Reproduce the entries in full, with no changes.

------------------------------

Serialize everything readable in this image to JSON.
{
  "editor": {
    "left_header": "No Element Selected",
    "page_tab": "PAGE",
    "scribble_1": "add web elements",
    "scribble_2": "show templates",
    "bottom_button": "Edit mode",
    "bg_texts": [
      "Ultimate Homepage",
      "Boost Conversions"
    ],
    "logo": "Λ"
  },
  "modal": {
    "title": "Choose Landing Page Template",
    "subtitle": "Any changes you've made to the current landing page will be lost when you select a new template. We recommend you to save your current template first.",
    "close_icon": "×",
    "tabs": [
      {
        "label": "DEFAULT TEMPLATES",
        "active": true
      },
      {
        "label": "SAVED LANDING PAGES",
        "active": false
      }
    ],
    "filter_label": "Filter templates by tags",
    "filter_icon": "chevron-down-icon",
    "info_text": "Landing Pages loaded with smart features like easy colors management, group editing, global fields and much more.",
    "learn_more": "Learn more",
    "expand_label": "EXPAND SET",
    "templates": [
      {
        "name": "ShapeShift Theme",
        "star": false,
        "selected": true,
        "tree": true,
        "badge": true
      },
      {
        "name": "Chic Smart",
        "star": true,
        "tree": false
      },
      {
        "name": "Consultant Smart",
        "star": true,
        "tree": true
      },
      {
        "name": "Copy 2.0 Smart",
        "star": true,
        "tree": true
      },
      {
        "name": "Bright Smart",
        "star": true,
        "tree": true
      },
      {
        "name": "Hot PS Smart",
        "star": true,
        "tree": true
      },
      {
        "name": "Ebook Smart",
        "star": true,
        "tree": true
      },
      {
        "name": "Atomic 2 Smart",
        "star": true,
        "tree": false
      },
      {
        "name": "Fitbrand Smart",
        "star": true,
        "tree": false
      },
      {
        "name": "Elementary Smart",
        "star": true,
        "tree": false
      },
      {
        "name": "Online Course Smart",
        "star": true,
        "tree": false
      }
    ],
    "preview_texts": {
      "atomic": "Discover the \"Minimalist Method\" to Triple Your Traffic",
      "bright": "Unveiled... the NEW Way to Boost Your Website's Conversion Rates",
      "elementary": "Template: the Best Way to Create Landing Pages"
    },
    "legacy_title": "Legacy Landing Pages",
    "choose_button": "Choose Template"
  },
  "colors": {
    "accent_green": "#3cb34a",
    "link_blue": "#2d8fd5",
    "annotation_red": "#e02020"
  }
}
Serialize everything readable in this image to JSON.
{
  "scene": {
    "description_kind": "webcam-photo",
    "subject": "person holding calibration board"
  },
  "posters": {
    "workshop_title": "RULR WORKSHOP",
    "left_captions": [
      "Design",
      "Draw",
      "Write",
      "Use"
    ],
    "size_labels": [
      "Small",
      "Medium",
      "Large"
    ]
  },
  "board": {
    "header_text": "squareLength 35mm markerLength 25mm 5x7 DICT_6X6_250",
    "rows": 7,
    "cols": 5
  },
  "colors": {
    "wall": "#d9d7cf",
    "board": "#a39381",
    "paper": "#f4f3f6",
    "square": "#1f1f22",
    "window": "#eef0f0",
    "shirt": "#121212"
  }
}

------------------------------

### Response to this exercise
Serialize everything readable in this image to JSON.
{
  "editor": {
    "left_header": "No Element Selected",
    "page_tab": "PAGE",
    "scribble_1": "add web elements",
    "scribble_2": "show templates",
    "bottom_button": "Edit mode",
    "bg_texts": [
      "Ultimate Homepage",
      "Boost Conversions"
    ],
    "logo": "Λ"
  },
  "modal": {
    "title": "Choose Landing Page Template",
    "subtitle": "Any changes you've made to the current landing page will be lost when you select a new template. We recommend you to save your current template first.",
    "close_icon": "×",
    "tabs": [
      {
        "label": "DEFAULT TEMPLATES",
        "active": true
      },
      {
        "label": "SAVED LANDING PAGES",
        "active": false
      }
    ],
    "filter_label": "Filter templates by tags",
    "filter_icon": "chevron-down-icon",
    "info_text": "Landing Pages loaded with smart features like easy colors management, group editing, global fields and much more.",
    "learn_more": "Learn more",
    "expand_label": "EXPAND SET",
    "templates": [
      {
        "name": "ShapeShift Theme",
        "star": false,
        "selected": true,
        "tree": true,
        "badge": true
      },
      {
        "name": "Chic Smart",
        "star": true,
        "tree": false
      },
      {
        "name": "Consultant Smart",
        "star": true,
        "tree": true
      },
      {
        "name": "Copy 2.0 Smart",
        "star": true,
        "tree": true
      },
      {
        "name": "Bright Smart",
        "star": true,
        "tree": true
      },
      {
        "name": "Hot PS Smart",
        "star": true,
        "tree": true
      },
      {
        "name": "Ebook Smart",
        "star": true,
        "tree": true
      },
      {
        "name": "Atomic 2 Smart",
        "star": true,
        "tree": false
      },
      {
        "name": "Fitbrand Smart",
        "star": true,
        "tree": false
      },
      {
        "name": "Elementary Smart",
        "star": true,
        "tree": false
      },
      {
        "name": "Online Course Smart",
        "star": true,
        "tree": false
      }
    ],
    "preview_texts": {
      "atomic": "Discover the \"Minimalist Method\" to Triple Your Traffic",
      "bright": "Unveiled... the NEW Way to Boost Your Website's Conversion Rates",
      "elementary": "Template: the Best Way to Create Landing Pages"
    },
    "legacy_title": "Legacy Landing Pages",
    "choose_button": "Choose Template"
  },
  "colors": {
    "accent_green": "#3cb34a",
    "link_blue": "#2d8fd5",
    "annotation_red": "#e02020"
  }
}
Serialize everything readable in this image to JSON.
{
  "scene": {
    "description_kind": "webcam-photo",
    "subject": "person holding calibration board"
  },
  "posters": {
    "workshop_title": "RULR WORKSHOP",
    "left_captions": [
      "Design",
      "Draw",
      "Write",
      "Use"
    ],
    "size_labels": [
      "Small",
      "Medium",
      "Large"
    ]
  },
  "board": {
    "header_text": "squareLength 35mm markerLength 25mm 5x7 DICT_6X6_250",
    "rows": 7,
    "cols": 5
  },
  "colors": {
    "wall": "#d9d7cf",
    "board": "#a39381",
    "paper": "#f4f3f6",
    "square": "#1f1f22",
    "window": "#eef0f0",
    "shirt": "#121212"
  }
}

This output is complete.